→ **Region boundary data**

....................

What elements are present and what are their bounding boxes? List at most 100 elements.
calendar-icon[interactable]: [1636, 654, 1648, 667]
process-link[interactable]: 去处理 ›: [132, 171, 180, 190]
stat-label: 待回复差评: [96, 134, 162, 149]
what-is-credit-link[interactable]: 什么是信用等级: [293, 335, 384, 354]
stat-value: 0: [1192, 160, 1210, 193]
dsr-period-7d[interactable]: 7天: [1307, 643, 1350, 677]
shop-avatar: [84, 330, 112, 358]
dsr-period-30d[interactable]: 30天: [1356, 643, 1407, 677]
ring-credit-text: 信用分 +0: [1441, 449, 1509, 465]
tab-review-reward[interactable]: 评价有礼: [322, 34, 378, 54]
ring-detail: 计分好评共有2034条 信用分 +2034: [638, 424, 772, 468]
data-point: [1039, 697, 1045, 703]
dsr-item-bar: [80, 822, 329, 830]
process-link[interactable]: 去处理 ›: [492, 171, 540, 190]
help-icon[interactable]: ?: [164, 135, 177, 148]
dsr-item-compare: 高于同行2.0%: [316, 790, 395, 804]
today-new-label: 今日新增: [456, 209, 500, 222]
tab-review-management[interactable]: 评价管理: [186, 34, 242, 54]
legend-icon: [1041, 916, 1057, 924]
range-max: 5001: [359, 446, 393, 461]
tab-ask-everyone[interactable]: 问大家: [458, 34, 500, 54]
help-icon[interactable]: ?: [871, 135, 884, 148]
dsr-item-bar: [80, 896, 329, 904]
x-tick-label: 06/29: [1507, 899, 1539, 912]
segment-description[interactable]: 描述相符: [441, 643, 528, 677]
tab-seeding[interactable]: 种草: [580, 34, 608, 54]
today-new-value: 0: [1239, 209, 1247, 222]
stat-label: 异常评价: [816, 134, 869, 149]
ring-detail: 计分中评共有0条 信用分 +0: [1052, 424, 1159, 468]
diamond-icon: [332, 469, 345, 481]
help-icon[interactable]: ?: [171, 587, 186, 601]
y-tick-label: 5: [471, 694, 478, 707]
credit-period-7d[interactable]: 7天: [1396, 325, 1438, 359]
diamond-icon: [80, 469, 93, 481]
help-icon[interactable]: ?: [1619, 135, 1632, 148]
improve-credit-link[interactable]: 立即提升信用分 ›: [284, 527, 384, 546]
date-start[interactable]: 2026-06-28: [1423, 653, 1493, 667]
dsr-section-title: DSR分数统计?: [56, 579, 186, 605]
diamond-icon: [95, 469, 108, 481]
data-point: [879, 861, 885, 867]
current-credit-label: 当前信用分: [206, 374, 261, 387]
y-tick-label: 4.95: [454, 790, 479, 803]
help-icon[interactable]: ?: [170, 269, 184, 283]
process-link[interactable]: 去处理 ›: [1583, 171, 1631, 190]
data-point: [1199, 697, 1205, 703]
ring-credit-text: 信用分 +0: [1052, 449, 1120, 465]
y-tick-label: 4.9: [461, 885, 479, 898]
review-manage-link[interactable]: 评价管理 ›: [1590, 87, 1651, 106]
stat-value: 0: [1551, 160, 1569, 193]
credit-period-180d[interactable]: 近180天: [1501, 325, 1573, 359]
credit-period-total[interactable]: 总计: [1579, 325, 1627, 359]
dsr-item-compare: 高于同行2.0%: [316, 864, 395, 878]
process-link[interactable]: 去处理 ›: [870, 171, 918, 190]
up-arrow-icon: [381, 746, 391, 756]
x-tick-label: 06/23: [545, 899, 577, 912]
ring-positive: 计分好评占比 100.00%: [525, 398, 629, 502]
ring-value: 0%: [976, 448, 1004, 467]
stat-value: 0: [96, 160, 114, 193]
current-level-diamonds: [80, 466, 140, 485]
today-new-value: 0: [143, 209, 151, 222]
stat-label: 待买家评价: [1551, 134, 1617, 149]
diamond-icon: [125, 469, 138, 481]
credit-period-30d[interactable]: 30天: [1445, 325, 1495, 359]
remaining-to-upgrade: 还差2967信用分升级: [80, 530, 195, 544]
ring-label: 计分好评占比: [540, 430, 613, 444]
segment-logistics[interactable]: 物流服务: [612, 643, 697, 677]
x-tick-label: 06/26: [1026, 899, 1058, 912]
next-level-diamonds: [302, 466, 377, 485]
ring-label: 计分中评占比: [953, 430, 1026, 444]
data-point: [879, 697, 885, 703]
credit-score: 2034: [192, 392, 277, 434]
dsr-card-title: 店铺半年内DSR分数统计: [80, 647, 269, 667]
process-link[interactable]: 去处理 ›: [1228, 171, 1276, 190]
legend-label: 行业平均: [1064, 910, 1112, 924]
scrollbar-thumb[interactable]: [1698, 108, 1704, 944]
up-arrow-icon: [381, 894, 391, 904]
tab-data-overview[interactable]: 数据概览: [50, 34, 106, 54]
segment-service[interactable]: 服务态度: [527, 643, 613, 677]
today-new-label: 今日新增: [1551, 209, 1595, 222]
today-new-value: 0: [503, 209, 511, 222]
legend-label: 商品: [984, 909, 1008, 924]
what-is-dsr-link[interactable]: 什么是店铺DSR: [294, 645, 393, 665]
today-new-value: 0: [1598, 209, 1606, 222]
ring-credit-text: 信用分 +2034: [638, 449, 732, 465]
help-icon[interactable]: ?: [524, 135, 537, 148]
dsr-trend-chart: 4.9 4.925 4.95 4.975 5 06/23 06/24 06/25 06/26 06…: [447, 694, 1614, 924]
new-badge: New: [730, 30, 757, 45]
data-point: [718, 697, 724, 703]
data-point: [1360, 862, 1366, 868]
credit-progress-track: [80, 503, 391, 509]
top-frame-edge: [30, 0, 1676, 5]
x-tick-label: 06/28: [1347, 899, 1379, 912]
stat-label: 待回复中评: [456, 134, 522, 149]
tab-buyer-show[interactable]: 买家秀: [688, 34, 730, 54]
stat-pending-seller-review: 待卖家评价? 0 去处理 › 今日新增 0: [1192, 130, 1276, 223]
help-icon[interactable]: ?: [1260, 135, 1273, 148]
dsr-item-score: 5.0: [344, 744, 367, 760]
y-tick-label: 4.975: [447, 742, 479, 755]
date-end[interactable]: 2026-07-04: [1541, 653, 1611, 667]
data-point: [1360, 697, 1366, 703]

....................

→ **WHAT THE EXERCISE ASKS**
Reproduce the entire listing above word for word.

→ **TASK RESULT**
What elements are present and what are their bounding boxes? List at most 100 elements.
calendar-icon[interactable]: [1636, 654, 1648, 667]
process-link[interactable]: 去处理 ›: [132, 171, 180, 190]
stat-label: 待回复差评: [96, 134, 162, 149]
what-is-credit-link[interactable]: 什么是信用等级: [293, 335, 384, 354]
stat-value: 0: [1192, 160, 1210, 193]
dsr-period-7d[interactable]: 7天: [1307, 643, 1350, 677]
shop-avatar: [84, 330, 112, 358]
dsr-period-30d[interactable]: 30天: [1356, 643, 1407, 677]
ring-credit-text: 信用分 +0: [1441, 449, 1509, 465]
tab-review-reward[interactable]: 评价有礼: [322, 34, 378, 54]
ring-detail: 计分好评共有2034条 信用分 +2034: [638, 424, 772, 468]
data-point: [1039, 697, 1045, 703]
dsr-item-bar: [80, 822, 329, 830]
process-link[interactable]: 去处理 ›: [492, 171, 540, 190]
help-icon[interactable]: ?: [164, 135, 177, 148]
dsr-item-compare: 高于同行2.0%: [316, 790, 395, 804]
today-new-label: 今日新增: [456, 209, 500, 222]
tab-review-management[interactable]: 评价管理: [186, 34, 242, 54]
legend-icon: [1041, 916, 1057, 924]
range-max: 5001: [359, 446, 393, 461]
tab-ask-everyone[interactable]: 问大家: [458, 34, 500, 54]
help-icon[interactable]: ?: [871, 135, 884, 148]
dsr-item-bar: [80, 896, 329, 904]
x-tick-label: 06/29: [1507, 899, 1539, 912]
segment-description[interactable]: 描述相符: [441, 643, 528, 677]
tab-seeding[interactable]: 种草: [580, 34, 608, 54]
today-new-value: 0: [1239, 209, 1247, 222]
stat-label: 异常评价: [816, 134, 869, 149]
ring-detail: 计分中评共有0条 信用分 +0: [1052, 424, 1159, 468]
diamond-icon: [332, 469, 345, 481]
help-icon[interactable]: ?: [171, 587, 186, 601]
y-tick-label: 5: [471, 694, 478, 707]
credit-period-7d[interactable]: 7天: [1396, 325, 1438, 359]
diamond-icon: [80, 469, 93, 481]
help-icon[interactable]: ?: [1619, 135, 1632, 148]
improve-credit-link[interactable]: 立即提升信用分 ›: [284, 527, 384, 546]
date-start[interactable]: 2026-06-28: [1423, 653, 1493, 667]
dsr-section-title: DSR分数统计?: [56, 579, 186, 605]
diamond-icon: [95, 469, 108, 481]
data-point: [879, 861, 885, 867]
current-credit-label: 当前信用分: [206, 374, 261, 387]
y-tick-label: 4.95: [454, 790, 479, 803]
help-icon[interactable]: ?: [170, 269, 184, 283]
process-link[interactable]: 去处理 ›: [1583, 171, 1631, 190]
data-point: [1199, 697, 1205, 703]
ring-credit-text: 信用分 +0: [1052, 449, 1120, 465]
y-tick-label: 4.9: [461, 885, 479, 898]
review-manage-link[interactable]: 评价管理 ›: [1590, 87, 1651, 106]
stat-value: 0: [1551, 160, 1569, 193]
credit-period-180d[interactable]: 近180天: [1501, 325, 1573, 359]
credit-period-total[interactable]: 总计: [1579, 325, 1627, 359]
dsr-item-compare: 高于同行2.0%: [316, 864, 395, 878]
process-link[interactable]: 去处理 ›: [870, 171, 918, 190]
up-arrow-icon: [381, 746, 391, 756]
x-tick-label: 06/23: [545, 899, 577, 912]
ring-positive: 计分好评占比 100.00%: [525, 398, 629, 502]
ring-value: 0%: [976, 448, 1004, 467]
stat-value: 0: [96, 160, 114, 193]
current-level-diamonds: [80, 466, 140, 485]
today-new-value: 0: [143, 209, 151, 222]
stat-label: 待买家评价: [1551, 134, 1617, 149]
diamond-icon: [125, 469, 138, 481]
credit-period-30d[interactable]: 30天: [1445, 325, 1495, 359]
remaining-to-upgrade: 还差2967信用分升级: [80, 530, 195, 544]
ring-label: 计分好评占比: [540, 430, 613, 444]
segment-logistics[interactable]: 物流服务: [612, 643, 697, 677]
x-tick-label: 06/26: [1026, 899, 1058, 912]
next-level-diamonds: [302, 466, 377, 485]
ring-label: 计分中评占比: [953, 430, 1026, 444]
data-point: [879, 697, 885, 703]
credit-score: 2034: [192, 392, 277, 434]
dsr-card-title: 店铺半年内DSR分数统计: [80, 647, 269, 667]
process-link[interactable]: 去处理 ›: [1228, 171, 1276, 190]
legend-label: 行业平均: [1064, 910, 1112, 924]
scrollbar-thumb[interactable]: [1698, 108, 1704, 944]
up-arrow-icon: [381, 894, 391, 904]
tab-data-overview[interactable]: 数据概览: [50, 34, 106, 54]
segment-service[interactable]: 服务态度: [527, 643, 613, 677]
today-new-label: 今日新增: [1551, 209, 1595, 222]
today-new-value: 0: [503, 209, 511, 222]
legend-label: 商品: [984, 909, 1008, 924]
what-is-dsr-link[interactable]: 什么是店铺DSR: [294, 645, 393, 665]
today-new-value: 0: [1598, 209, 1606, 222]
ring-credit-text: 信用分 +2034: [638, 449, 732, 465]
help-icon[interactable]: ?: [524, 135, 537, 148]
dsr-trend-chart: 4.9 4.925 4.95 4.975 5 06/23 06/24 06/25 06/26 06…: [447, 694, 1614, 924]
new-badge: New: [730, 30, 757, 45]
data-point: [718, 697, 724, 703]
data-point: [1360, 862, 1366, 868]
credit-progress-track: [80, 503, 391, 509]
top-frame-edge: [30, 0, 1676, 5]
x-tick-label: 06/28: [1347, 899, 1379, 912]
stat-label: 待回复中评: [456, 134, 522, 149]
tab-buyer-show[interactable]: 买家秀: [688, 34, 730, 54]
stat-pending-seller-review: 待卖家评价? 0 去处理 › 今日新增 0: [1192, 130, 1276, 223]
help-icon[interactable]: ?: [1260, 135, 1273, 148]
dsr-item-score: 5.0: [344, 744, 367, 760]
y-tick-label: 4.975: [447, 742, 479, 755]
date-end[interactable]: 2026-07-04: [1541, 653, 1611, 667]
data-point: [1360, 697, 1366, 703]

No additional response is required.